**INPUT FOR THIS TASK:**
◇ ◇ ◇ ◇

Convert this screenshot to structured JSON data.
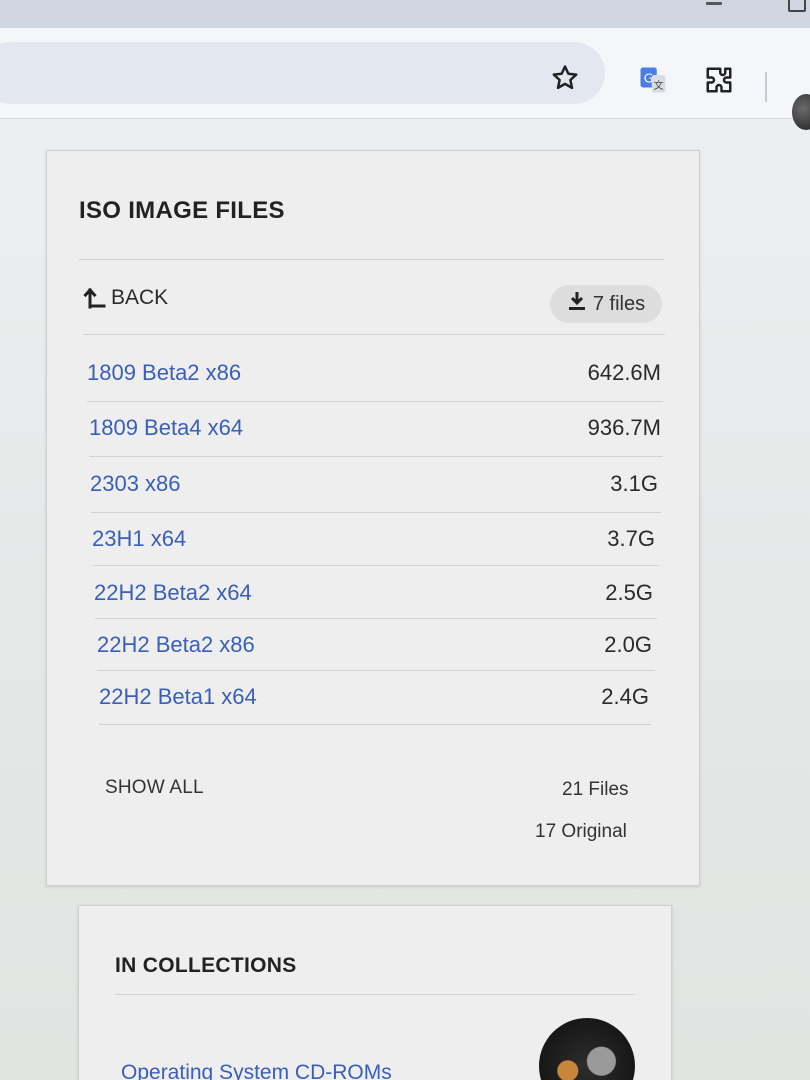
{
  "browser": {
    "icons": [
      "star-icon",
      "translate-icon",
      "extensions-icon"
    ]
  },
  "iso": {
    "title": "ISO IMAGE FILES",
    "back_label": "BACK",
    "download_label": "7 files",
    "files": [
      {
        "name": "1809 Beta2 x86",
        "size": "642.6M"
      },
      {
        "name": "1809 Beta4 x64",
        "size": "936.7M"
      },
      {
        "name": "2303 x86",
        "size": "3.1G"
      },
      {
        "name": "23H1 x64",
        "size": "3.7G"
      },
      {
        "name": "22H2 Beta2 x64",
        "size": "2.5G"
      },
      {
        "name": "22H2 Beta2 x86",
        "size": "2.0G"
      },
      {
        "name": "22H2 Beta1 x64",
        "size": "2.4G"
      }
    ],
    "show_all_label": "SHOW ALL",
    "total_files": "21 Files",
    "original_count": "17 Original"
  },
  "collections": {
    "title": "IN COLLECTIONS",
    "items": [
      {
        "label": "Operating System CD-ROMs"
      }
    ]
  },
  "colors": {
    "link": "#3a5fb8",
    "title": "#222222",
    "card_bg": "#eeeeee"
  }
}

◇ ◇ ◇ ◇

**TASK PROMPT:** The listing above must be printed again exactly, minus its pictures.

**EXPECTED OUTPUT:**
Convert this screenshot to structured JSON data.
{
  "browser": {
    "icons": [
      "star-icon",
      "translate-icon",
      "extensions-icon"
    ]
  },
  "iso": {
    "title": "ISO IMAGE FILES",
    "back_label": "BACK",
    "download_label": "7 files",
    "files": [
      {
        "name": "1809 Beta2 x86",
        "size": "642.6M"
      },
      {
        "name": "1809 Beta4 x64",
        "size": "936.7M"
      },
      {
        "name": "2303 x86",
        "size": "3.1G"
      },
      {
        "name": "23H1 x64",
        "size": "3.7G"
      },
      {
        "name": "22H2 Beta2 x64",
        "size": "2.5G"
      },
      {
        "name": "22H2 Beta2 x86",
        "size": "2.0G"
      },
      {
        "name": "22H2 Beta1 x64",
        "size": "2.4G"
      }
    ],
    "show_all_label": "SHOW ALL",
    "total_files": "21 Files",
    "original_count": "17 Original"
  },
  "collections": {
    "title": "IN COLLECTIONS",
    "items": [
      {
        "label": "Operating System CD-ROMs"
      }
    ]
  },
  "colors": {
    "link": "#3a5fb8",
    "title": "#222222",
    "card_bg": "#eeeeee"
  }
}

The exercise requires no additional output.